08:19 - A slow increase in incoming live updates (and CRUD requests) begin. The increase is masked by the rise of requests that happen every morning.
08:52 - Our inter-service messaging and event system reaches its memory limit, causing the first failed requests. As messages are consumed, capacity is freed up, leading to the intermittent nature of the issue.
09:02 - The issue is confirmed in monitoring and SRE begins investigating.
09:10 - Engineering confirms the issue in the messaging and event system and begins raising resources to increase event processing.
09:25 - Issue is resolved and intermittent failures cease.
12:20 - Another severe spike in incoming live updates cause another few minutes of intermittent request failures.

Root Cause Analysis

The root cause was the lack of available resources in the messaging and event system.
A transient increase in load from live-updates led to it quite simply hitting a hardware limit and stopped accepting new events.

Parts of the API rely on this system to perform session-, message-, user activity-, and usage-logging. With the system refusing new messages and events these parts of the API failed.

● Written problem 1
In the listing, starting with the first line and going on through the line with "bar: [614, 106, 646, 363]", swap "data-label" for "value-label" and write those lines out again with nothing else changed.

(Records from a dataset)
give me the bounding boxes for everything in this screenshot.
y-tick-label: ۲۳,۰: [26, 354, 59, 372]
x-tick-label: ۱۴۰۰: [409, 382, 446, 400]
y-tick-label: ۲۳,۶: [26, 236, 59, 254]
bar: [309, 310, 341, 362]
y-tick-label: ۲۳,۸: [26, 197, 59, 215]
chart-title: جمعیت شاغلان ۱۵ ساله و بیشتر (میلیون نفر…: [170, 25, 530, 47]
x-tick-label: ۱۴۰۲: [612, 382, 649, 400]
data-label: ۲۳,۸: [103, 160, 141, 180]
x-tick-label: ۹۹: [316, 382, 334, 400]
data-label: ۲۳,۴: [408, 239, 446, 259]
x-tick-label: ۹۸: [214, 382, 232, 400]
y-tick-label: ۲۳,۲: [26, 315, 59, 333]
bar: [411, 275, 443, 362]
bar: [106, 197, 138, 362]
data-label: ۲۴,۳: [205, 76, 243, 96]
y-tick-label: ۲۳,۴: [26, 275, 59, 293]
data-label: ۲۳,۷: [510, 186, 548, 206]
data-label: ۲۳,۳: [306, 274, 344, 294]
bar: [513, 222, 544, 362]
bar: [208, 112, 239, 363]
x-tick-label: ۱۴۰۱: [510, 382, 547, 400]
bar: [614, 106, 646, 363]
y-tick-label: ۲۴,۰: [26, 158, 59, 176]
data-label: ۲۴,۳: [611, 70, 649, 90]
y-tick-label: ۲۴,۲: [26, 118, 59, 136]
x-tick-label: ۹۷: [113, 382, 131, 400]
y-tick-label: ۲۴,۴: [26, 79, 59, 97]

● Written problem 2
Copy the outage report word for word, starting with "08:52 - Our" and going on through "increase event processing.".

● Final answer 1
give me the bounding boxes for everything in this screenshot.
y-tick-label: ۲۳,۰: [26, 354, 59, 372]
x-tick-label: ۱۴۰۰: [409, 382, 446, 400]
y-tick-label: ۲۳,۶: [26, 236, 59, 254]
bar: [309, 310, 341, 362]
y-tick-label: ۲۳,۸: [26, 197, 59, 215]
chart-title: جمعیت شاغلان ۱۵ ساله و بیشتر (میلیون نفر…: [170, 25, 530, 47]
x-tick-label: ۱۴۰۲: [612, 382, 649, 400]
value-label: ۲۳,۸: [103, 160, 141, 180]
x-tick-label: ۹۹: [316, 382, 334, 400]
value-label: ۲۳,۴: [408, 239, 446, 259]
x-tick-label: ۹۸: [214, 382, 232, 400]
y-tick-label: ۲۳,۲: [26, 315, 59, 333]
bar: [411, 275, 443, 362]
bar: [106, 197, 138, 362]
value-label: ۲۴,۳: [205, 76, 243, 96]
y-tick-label: ۲۳,۴: [26, 275, 59, 293]
value-label: ۲۳,۷: [510, 186, 548, 206]
value-label: ۲۳,۳: [306, 274, 344, 294]
bar: [513, 222, 544, 362]
bar: [208, 112, 239, 363]
x-tick-label: ۱۴۰۱: [510, 382, 547, 400]
bar: [614, 106, 646, 363]

● Final answer 2
08:52 - Our inter-service messaging and event system reaches its memory limit, causing the first failed requests. As messages are consumed, capacity is freed up, leading to the intermittent nature of the issue.
09:02 - The issue is confirmed in monitoring and SRE begins investigating.
09:10 - Engineering confirms the issue in the messaging and event system and begins raising resources to increase event processing.